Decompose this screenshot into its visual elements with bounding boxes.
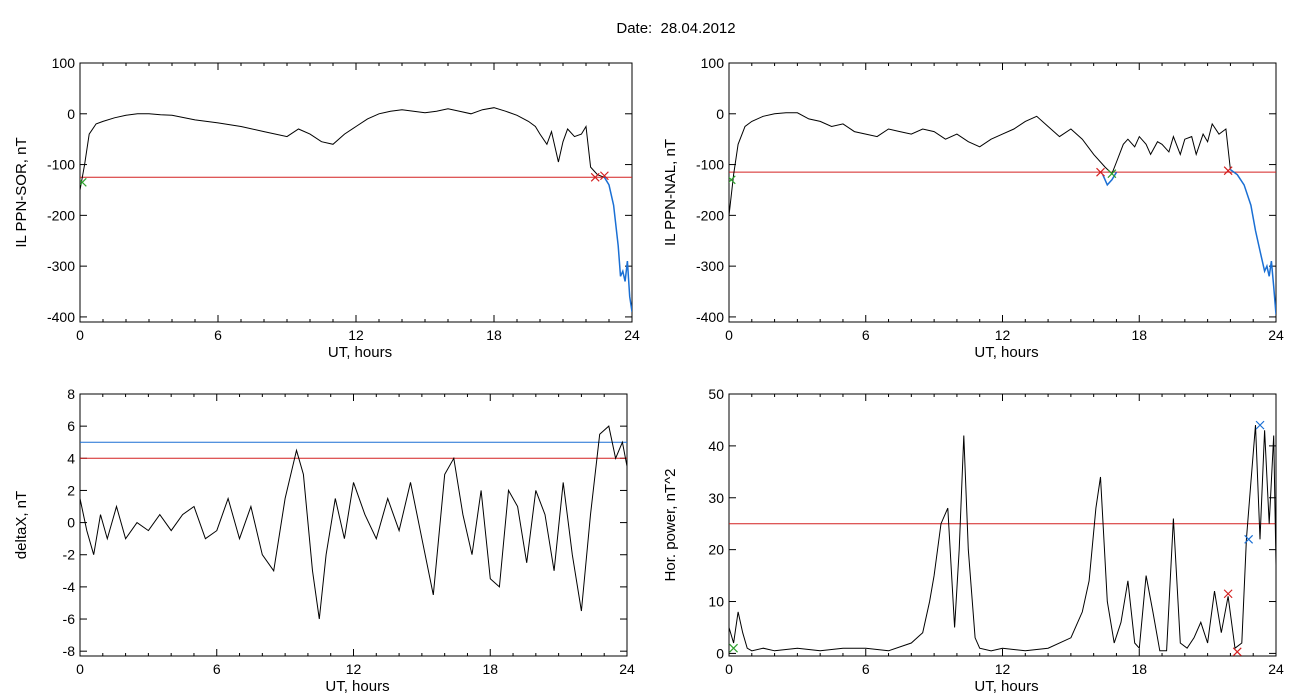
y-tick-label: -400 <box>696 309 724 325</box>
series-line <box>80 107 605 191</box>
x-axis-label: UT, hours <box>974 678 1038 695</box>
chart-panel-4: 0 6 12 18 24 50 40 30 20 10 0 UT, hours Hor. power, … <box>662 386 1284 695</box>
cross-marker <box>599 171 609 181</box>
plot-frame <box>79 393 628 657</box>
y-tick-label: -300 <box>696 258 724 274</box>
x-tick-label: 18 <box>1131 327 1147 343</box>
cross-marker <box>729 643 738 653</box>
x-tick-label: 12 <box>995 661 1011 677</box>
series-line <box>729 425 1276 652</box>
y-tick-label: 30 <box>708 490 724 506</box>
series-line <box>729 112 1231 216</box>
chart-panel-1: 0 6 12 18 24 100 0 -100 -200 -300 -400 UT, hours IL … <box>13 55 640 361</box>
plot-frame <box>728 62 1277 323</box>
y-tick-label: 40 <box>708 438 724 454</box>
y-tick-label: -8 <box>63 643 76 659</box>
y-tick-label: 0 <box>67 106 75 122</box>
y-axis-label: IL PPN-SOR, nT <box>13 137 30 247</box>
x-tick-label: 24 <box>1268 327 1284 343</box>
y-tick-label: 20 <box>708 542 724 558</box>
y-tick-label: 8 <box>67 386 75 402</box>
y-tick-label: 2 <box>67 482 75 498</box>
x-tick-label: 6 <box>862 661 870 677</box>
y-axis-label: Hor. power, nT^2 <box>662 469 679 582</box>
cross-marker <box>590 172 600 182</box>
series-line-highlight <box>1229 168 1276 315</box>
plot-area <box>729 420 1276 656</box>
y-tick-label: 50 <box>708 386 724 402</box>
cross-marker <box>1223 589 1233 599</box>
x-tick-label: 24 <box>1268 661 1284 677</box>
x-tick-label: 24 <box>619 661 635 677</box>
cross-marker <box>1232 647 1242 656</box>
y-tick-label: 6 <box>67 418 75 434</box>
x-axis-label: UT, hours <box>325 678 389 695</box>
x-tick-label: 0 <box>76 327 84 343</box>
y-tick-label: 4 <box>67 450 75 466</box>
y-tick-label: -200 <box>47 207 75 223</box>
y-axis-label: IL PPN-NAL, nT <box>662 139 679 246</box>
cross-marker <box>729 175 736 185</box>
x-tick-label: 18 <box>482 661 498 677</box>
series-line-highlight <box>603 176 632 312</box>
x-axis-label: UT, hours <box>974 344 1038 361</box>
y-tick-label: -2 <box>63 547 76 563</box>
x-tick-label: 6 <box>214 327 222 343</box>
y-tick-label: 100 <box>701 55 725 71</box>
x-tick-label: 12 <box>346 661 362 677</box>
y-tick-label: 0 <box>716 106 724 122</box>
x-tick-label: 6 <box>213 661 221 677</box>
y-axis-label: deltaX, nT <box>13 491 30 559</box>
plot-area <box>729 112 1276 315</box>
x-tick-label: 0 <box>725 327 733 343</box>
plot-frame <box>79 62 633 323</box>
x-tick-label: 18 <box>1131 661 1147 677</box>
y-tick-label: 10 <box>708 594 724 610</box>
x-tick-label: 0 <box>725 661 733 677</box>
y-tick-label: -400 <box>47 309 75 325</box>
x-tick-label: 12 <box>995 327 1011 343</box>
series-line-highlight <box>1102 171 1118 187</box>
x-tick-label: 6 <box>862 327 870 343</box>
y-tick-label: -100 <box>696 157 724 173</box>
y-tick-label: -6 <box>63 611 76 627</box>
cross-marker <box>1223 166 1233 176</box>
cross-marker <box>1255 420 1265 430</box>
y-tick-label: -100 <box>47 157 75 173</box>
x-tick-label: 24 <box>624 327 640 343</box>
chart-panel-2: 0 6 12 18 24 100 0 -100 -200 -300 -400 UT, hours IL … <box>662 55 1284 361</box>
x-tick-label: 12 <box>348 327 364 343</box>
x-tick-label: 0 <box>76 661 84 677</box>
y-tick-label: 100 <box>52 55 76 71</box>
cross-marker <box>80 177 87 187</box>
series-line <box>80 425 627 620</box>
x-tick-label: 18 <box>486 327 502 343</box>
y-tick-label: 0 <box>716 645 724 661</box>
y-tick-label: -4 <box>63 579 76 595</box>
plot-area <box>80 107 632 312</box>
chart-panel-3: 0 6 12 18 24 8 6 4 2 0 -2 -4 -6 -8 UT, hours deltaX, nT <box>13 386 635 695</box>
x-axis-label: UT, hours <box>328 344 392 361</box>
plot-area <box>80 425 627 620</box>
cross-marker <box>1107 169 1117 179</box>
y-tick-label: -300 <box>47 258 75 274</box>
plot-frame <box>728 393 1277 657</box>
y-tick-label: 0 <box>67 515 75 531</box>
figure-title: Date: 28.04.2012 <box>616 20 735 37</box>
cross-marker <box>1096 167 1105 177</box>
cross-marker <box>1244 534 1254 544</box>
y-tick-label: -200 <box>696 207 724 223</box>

────────────────────────────────────────

* EXERCISE PROMPT:
Please copy all of the data above exactly, line for line, and leave the pictures out.

* CORRECT RESPONSE:
Decompose this screenshot into its visual elements with bounding boxes.
y-tick-label: -400 <box>696 309 724 325</box>
series-line <box>80 107 605 191</box>
x-axis-label: UT, hours <box>974 678 1038 695</box>
chart-panel-4: 0 6 12 18 24 50 40 30 20 10 0 UT, hours Hor. power, … <box>662 386 1284 695</box>
cross-marker <box>599 171 609 181</box>
plot-frame <box>79 393 628 657</box>
y-tick-label: -300 <box>696 258 724 274</box>
x-tick-label: 18 <box>1131 327 1147 343</box>
cross-marker <box>729 643 738 653</box>
x-tick-label: 12 <box>995 661 1011 677</box>
series-line <box>729 425 1276 652</box>
y-tick-label: 30 <box>708 490 724 506</box>
series-line <box>729 112 1231 216</box>
chart-panel-1: 0 6 12 18 24 100 0 -100 -200 -300 -400 UT, hours IL … <box>13 55 640 361</box>
plot-frame <box>728 62 1277 323</box>
y-tick-label: 40 <box>708 438 724 454</box>
y-tick-label: -8 <box>63 643 76 659</box>
y-tick-label: 0 <box>67 106 75 122</box>
y-axis-label: IL PPN-SOR, nT <box>13 137 30 247</box>
x-tick-label: 24 <box>1268 327 1284 343</box>
y-tick-label: 20 <box>708 542 724 558</box>
y-tick-label: 8 <box>67 386 75 402</box>
y-tick-label: 2 <box>67 482 75 498</box>
x-tick-label: 6 <box>862 661 870 677</box>
y-axis-label: Hor. power, nT^2 <box>662 469 679 582</box>
cross-marker <box>590 172 600 182</box>
series-line-highlight <box>1229 168 1276 315</box>
plot-area <box>729 420 1276 656</box>
y-tick-label: 50 <box>708 386 724 402</box>
cross-marker <box>1223 589 1233 599</box>
x-tick-label: 24 <box>1268 661 1284 677</box>
x-tick-label: 24 <box>619 661 635 677</box>
cross-marker <box>1232 647 1242 656</box>
y-tick-label: 6 <box>67 418 75 434</box>
x-axis-label: UT, hours <box>325 678 389 695</box>
x-tick-label: 0 <box>76 327 84 343</box>
y-tick-label: 4 <box>67 450 75 466</box>
y-tick-label: -200 <box>47 207 75 223</box>
y-axis-label: IL PPN-NAL, nT <box>662 139 679 246</box>
cross-marker <box>729 175 736 185</box>
x-tick-label: 18 <box>482 661 498 677</box>
series-line-highlight <box>603 176 632 312</box>
x-axis-label: UT, hours <box>974 344 1038 361</box>
y-tick-label: -2 <box>63 547 76 563</box>
x-tick-label: 6 <box>214 327 222 343</box>
y-tick-label: 100 <box>701 55 725 71</box>
x-tick-label: 12 <box>346 661 362 677</box>
y-tick-label: 0 <box>716 106 724 122</box>
x-tick-label: 6 <box>213 661 221 677</box>
y-axis-label: deltaX, nT <box>13 491 30 559</box>
plot-area <box>729 112 1276 315</box>
x-tick-label: 0 <box>725 327 733 343</box>
plot-frame <box>79 62 633 323</box>
x-tick-label: 18 <box>1131 661 1147 677</box>
y-tick-label: 10 <box>708 594 724 610</box>
x-tick-label: 0 <box>725 661 733 677</box>
y-tick-label: -400 <box>47 309 75 325</box>
x-tick-label: 12 <box>995 327 1011 343</box>
series-line-highlight <box>1102 171 1118 187</box>
x-tick-label: 6 <box>862 327 870 343</box>
y-tick-label: -100 <box>696 157 724 173</box>
y-tick-label: -6 <box>63 611 76 627</box>
cross-marker <box>1223 166 1233 176</box>
cross-marker <box>1255 420 1265 430</box>
y-tick-label: -100 <box>47 157 75 173</box>
x-tick-label: 24 <box>624 327 640 343</box>
chart-panel-2: 0 6 12 18 24 100 0 -100 -200 -300 -400 UT, hours IL … <box>662 55 1284 361</box>
x-tick-label: 12 <box>348 327 364 343</box>
x-tick-label: 0 <box>76 661 84 677</box>
y-tick-label: 100 <box>52 55 76 71</box>
cross-marker <box>80 177 87 187</box>
series-line <box>80 425 627 620</box>
x-tick-label: 18 <box>486 327 502 343</box>
y-tick-label: 0 <box>716 645 724 661</box>
y-tick-label: -4 <box>63 579 76 595</box>
plot-area <box>80 107 632 312</box>
chart-panel-3: 0 6 12 18 24 8 6 4 2 0 -2 -4 -6 -8 UT, hours deltaX, nT <box>13 386 635 695</box>
x-axis-label: UT, hours <box>328 344 392 361</box>
plot-area <box>80 425 627 620</box>
cross-marker <box>1107 169 1117 179</box>
y-tick-label: -300 <box>47 258 75 274</box>
plot-frame <box>728 393 1277 657</box>
y-tick-label: 0 <box>67 515 75 531</box>
figure-title: Date: 28.04.2012 <box>616 20 735 37</box>
cross-marker <box>1096 167 1105 177</box>
cross-marker <box>1244 534 1254 544</box>
y-tick-label: -200 <box>696 207 724 223</box>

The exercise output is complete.